>>>

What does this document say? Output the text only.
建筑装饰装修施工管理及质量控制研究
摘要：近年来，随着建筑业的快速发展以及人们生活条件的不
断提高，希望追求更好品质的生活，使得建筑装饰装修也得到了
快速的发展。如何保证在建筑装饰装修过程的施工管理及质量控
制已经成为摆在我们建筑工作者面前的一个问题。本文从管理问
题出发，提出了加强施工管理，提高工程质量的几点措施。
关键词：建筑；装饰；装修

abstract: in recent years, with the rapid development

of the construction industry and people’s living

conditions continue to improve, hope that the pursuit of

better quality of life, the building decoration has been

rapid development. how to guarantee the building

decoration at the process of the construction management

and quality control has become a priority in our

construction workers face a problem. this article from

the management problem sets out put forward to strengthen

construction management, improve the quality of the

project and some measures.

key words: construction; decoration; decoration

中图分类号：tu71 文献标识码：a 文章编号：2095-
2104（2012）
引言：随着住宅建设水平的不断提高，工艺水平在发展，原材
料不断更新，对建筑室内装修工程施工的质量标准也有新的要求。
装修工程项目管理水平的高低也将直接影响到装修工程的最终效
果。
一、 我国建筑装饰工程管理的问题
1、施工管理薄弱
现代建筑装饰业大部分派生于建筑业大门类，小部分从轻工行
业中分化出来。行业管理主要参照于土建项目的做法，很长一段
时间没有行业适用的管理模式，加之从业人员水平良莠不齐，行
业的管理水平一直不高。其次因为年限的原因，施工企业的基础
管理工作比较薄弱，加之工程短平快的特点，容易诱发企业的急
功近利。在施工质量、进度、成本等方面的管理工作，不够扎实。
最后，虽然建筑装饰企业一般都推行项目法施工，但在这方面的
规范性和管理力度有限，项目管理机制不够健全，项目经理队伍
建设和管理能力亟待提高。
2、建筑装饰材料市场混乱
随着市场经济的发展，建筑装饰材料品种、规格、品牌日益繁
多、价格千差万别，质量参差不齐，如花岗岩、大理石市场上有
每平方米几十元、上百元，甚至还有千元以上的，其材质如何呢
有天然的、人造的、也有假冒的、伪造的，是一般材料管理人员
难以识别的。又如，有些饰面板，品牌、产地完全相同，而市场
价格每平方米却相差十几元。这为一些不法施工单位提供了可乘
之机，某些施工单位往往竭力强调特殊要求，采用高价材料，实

<<<

Copy out each line of the records that holds the string "decoration".

The solution.
better quality of life, the building decoration has been
decoration at the process of the construction management
key words: construction; decoration; decoration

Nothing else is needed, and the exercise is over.